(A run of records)
....

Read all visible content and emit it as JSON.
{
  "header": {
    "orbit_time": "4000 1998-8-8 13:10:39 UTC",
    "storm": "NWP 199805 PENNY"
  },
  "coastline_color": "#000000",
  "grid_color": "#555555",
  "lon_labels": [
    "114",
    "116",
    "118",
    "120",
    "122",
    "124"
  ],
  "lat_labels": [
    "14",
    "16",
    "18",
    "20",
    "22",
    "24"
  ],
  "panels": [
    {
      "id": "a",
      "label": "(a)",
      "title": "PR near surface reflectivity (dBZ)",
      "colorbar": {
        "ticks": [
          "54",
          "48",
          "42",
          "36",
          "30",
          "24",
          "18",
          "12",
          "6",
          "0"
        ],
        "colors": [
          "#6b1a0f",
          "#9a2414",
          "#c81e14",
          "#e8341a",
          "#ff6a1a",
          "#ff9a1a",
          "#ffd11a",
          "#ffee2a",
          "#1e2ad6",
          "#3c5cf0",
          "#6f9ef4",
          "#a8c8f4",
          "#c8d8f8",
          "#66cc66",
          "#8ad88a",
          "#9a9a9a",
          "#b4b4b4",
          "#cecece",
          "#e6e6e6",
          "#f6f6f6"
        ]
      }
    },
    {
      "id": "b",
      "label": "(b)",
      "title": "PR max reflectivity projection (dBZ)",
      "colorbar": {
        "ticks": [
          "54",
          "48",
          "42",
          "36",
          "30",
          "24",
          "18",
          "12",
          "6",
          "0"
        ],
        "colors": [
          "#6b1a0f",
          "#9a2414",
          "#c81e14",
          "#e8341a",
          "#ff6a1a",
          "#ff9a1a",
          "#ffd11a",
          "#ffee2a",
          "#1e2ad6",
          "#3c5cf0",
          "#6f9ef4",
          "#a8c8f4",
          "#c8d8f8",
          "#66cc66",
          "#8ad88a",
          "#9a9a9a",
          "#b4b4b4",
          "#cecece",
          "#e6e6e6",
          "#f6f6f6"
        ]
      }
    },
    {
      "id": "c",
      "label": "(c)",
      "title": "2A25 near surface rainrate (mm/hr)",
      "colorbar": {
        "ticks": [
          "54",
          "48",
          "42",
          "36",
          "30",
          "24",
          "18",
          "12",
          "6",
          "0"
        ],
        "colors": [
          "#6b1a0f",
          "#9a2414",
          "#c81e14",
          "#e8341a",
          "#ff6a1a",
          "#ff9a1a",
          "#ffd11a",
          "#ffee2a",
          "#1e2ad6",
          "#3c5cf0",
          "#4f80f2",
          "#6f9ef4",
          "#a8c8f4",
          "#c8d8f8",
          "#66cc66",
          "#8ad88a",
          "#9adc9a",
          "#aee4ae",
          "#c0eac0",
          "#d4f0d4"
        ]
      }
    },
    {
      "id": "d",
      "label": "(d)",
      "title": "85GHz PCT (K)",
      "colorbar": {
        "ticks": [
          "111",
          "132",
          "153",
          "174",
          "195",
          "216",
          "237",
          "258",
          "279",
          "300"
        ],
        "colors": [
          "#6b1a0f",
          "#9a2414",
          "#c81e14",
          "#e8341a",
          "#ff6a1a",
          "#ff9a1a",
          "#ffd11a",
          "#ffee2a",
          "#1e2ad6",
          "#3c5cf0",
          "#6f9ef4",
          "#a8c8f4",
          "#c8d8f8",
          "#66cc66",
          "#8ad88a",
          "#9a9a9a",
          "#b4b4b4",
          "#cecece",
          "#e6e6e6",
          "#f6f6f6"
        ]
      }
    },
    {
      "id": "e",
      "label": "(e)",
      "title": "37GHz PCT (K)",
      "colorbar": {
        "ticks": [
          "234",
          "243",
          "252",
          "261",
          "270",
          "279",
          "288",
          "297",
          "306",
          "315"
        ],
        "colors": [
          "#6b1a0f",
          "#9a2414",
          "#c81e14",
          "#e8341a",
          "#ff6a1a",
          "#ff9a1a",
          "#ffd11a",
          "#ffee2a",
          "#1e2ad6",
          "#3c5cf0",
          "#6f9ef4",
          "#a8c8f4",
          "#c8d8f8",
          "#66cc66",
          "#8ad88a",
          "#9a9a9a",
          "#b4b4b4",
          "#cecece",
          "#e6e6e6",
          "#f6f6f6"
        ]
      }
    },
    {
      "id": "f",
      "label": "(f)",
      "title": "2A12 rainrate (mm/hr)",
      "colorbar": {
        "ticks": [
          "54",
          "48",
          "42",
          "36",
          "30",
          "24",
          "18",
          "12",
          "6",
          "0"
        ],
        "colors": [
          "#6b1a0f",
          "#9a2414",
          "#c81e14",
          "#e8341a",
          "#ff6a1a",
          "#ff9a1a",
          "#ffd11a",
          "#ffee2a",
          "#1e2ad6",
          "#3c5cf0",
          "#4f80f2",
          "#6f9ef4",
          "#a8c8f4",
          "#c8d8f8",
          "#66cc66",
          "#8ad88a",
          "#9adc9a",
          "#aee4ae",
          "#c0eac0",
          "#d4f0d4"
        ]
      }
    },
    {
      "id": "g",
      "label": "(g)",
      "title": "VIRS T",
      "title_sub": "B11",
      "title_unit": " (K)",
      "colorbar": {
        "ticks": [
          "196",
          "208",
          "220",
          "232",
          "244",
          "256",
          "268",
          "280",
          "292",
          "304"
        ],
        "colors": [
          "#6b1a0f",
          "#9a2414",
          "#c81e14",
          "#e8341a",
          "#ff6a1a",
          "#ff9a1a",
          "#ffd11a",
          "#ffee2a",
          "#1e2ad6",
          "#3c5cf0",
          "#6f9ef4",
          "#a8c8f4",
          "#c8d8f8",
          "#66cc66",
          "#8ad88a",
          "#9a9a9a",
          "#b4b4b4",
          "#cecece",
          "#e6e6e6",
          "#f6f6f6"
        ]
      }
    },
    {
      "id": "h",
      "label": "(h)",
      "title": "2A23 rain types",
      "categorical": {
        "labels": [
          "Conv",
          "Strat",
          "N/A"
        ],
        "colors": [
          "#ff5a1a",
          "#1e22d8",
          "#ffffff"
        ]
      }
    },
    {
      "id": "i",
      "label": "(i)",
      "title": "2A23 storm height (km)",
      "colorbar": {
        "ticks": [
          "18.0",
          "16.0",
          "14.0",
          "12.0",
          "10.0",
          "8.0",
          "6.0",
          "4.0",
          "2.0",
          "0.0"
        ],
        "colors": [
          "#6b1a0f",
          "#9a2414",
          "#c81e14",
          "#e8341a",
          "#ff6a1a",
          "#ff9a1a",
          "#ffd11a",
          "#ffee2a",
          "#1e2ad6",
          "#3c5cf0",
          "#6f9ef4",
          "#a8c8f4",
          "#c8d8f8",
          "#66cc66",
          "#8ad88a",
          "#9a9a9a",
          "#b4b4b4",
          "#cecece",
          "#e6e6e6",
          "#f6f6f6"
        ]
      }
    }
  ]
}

....

Exercise requirements:
Can you reproduce all the material exactly?

Result of the exercise:
Read all visible content and emit it as JSON.
{
  "header": {
    "orbit_time": "4000 1998-8-8 13:10:39 UTC",
    "storm": "NWP 199805 PENNY"
  },
  "coastline_color": "#000000",
  "grid_color": "#555555",
  "lon_labels": [
    "114",
    "116",
    "118",
    "120",
    "122",
    "124"
  ],
  "lat_labels": [
    "14",
    "16",
    "18",
    "20",
    "22",
    "24"
  ],
  "panels": [
    {
      "id": "a",
      "label": "(a)",
      "title": "PR near surface reflectivity (dBZ)",
      "colorbar": {
        "ticks": [
          "54",
          "48",
          "42",
          "36",
          "30",
          "24",
          "18",
          "12",
          "6",
          "0"
        ],
        "colors": [
          "#6b1a0f",
          "#9a2414",
          "#c81e14",
          "#e8341a",
          "#ff6a1a",
          "#ff9a1a",
          "#ffd11a",
          "#ffee2a",
          "#1e2ad6",
          "#3c5cf0",
          "#6f9ef4",
          "#a8c8f4",
          "#c8d8f8",
          "#66cc66",
          "#8ad88a",
          "#9a9a9a",
          "#b4b4b4",
          "#cecece",
          "#e6e6e6",
          "#f6f6f6"
        ]
      }
    },
    {
      "id": "b",
      "label": "(b)",
      "title": "PR max reflectivity projection (dBZ)",
      "colorbar": {
        "ticks": [
          "54",
          "48",
          "42",
          "36",
          "30",
          "24",
          "18",
          "12",
          "6",
          "0"
        ],
        "colors": [
          "#6b1a0f",
          "#9a2414",
          "#c81e14",
          "#e8341a",
          "#ff6a1a",
          "#ff9a1a",
          "#ffd11a",
          "#ffee2a",
          "#1e2ad6",
          "#3c5cf0",
          "#6f9ef4",
          "#a8c8f4",
          "#c8d8f8",
          "#66cc66",
          "#8ad88a",
          "#9a9a9a",
          "#b4b4b4",
          "#cecece",
          "#e6e6e6",
          "#f6f6f6"
        ]
      }
    },
    {
      "id": "c",
      "label": "(c)",
      "title": "2A25 near surface rainrate (mm/hr)",
      "colorbar": {
        "ticks": [
          "54",
          "48",
          "42",
          "36",
          "30",
          "24",
          "18",
          "12",
          "6",
          "0"
        ],
        "colors": [
          "#6b1a0f",
          "#9a2414",
          "#c81e14",
          "#e8341a",
          "#ff6a1a",
          "#ff9a1a",
          "#ffd11a",
          "#ffee2a",
          "#1e2ad6",
          "#3c5cf0",
          "#4f80f2",
          "#6f9ef4",
          "#a8c8f4",
          "#c8d8f8",
          "#66cc66",
          "#8ad88a",
          "#9adc9a",
          "#aee4ae",
          "#c0eac0",
          "#d4f0d4"
        ]
      }
    },
    {
      "id": "d",
      "label": "(d)",
      "title": "85GHz PCT (K)",
      "colorbar": {
        "ticks": [
          "111",
          "132",
          "153",
          "174",
          "195",
          "216",
          "237",
          "258",
          "279",
          "300"
        ],
        "colors": [
          "#6b1a0f",
          "#9a2414",
          "#c81e14",
          "#e8341a",
          "#ff6a1a",
          "#ff9a1a",
          "#ffd11a",
          "#ffee2a",
          "#1e2ad6",
          "#3c5cf0",
          "#6f9ef4",
          "#a8c8f4",
          "#c8d8f8",
          "#66cc66",
          "#8ad88a",
          "#9a9a9a",
          "#b4b4b4",
          "#cecece",
          "#e6e6e6",
          "#f6f6f6"
        ]
      }
    },
    {
      "id": "e",
      "label": "(e)",
      "title": "37GHz PCT (K)",
      "colorbar": {
        "ticks": [
          "234",
          "243",
          "252",
          "261",
          "270",
          "279",
          "288",
          "297",
          "306",
          "315"
        ],
        "colors": [
          "#6b1a0f",
          "#9a2414",
          "#c81e14",
          "#e8341a",
          "#ff6a1a",
          "#ff9a1a",
          "#ffd11a",
          "#ffee2a",
          "#1e2ad6",
          "#3c5cf0",
          "#6f9ef4",
          "#a8c8f4",
          "#c8d8f8",
          "#66cc66",
          "#8ad88a",
          "#9a9a9a",
          "#b4b4b4",
          "#cecece",
          "#e6e6e6",
          "#f6f6f6"
        ]
      }
    },
    {
      "id": "f",
      "label": "(f)",
      "title": "2A12 rainrate (mm/hr)",
      "colorbar": {
        "ticks": [
          "54",
          "48",
          "42",
          "36",
          "30",
          "24",
          "18",
          "12",
          "6",
          "0"
        ],
        "colors": [
          "#6b1a0f",
          "#9a2414",
          "#c81e14",
          "#e8341a",
          "#ff6a1a",
          "#ff9a1a",
          "#ffd11a",
          "#ffee2a",
          "#1e2ad6",
          "#3c5cf0",
          "#4f80f2",
          "#6f9ef4",
          "#a8c8f4",
          "#c8d8f8",
          "#66cc66",
          "#8ad88a",
          "#9adc9a",
          "#aee4ae",
          "#c0eac0",
          "#d4f0d4"
        ]
      }
    },
    {
      "id": "g",
      "label": "(g)",
      "title": "VIRS T",
      "title_sub": "B11",
      "title_unit": " (K)",
      "colorbar": {
        "ticks": [
          "196",
          "208",
          "220",
          "232",
          "244",
          "256",
          "268",
          "280",
          "292",
          "304"
        ],
        "colors": [
          "#6b1a0f",
          "#9a2414",
          "#c81e14",
          "#e8341a",
          "#ff6a1a",
          "#ff9a1a",
          "#ffd11a",
          "#ffee2a",
          "#1e2ad6",
          "#3c5cf0",
          "#6f9ef4",
          "#a8c8f4",
          "#c8d8f8",
          "#66cc66",
          "#8ad88a",
          "#9a9a9a",
          "#b4b4b4",
          "#cecece",
          "#e6e6e6",
          "#f6f6f6"
        ]
      }
    },
    {
      "id": "h",
      "label": "(h)",
      "title": "2A23 rain types",
      "categorical": {
        "labels": [
          "Conv",
          "Strat",
          "N/A"
        ],
        "colors": [
          "#ff5a1a",
          "#1e22d8",
          "#ffffff"
        ]
      }
    },
    {
      "id": "i",
      "label": "(i)",
      "title": "2A23 storm height (km)",
      "colorbar": {
        "ticks": [
          "18.0",
          "16.0",
          "14.0",
          "12.0",
          "10.0",
          "8.0",
          "6.0",
          "4.0",
          "2.0",
          "0.0"
        ],
        "colors": [
          "#6b1a0f",
          "#9a2414",
          "#c81e14",
          "#e8341a",
          "#ff6a1a",
          "#ff9a1a",
          "#ffd11a",
          "#ffee2a",
          "#1e2ad6",
          "#3c5cf0",
          "#6f9ef4",
          "#a8c8f4",
          "#c8d8f8",
          "#66cc66",
          "#8ad88a",
          "#9a9a9a",
          "#b4b4b4",
          "#cecece",
          "#e6e6e6",
          "#f6f6f6"
        ]
      }
    }
  ]
}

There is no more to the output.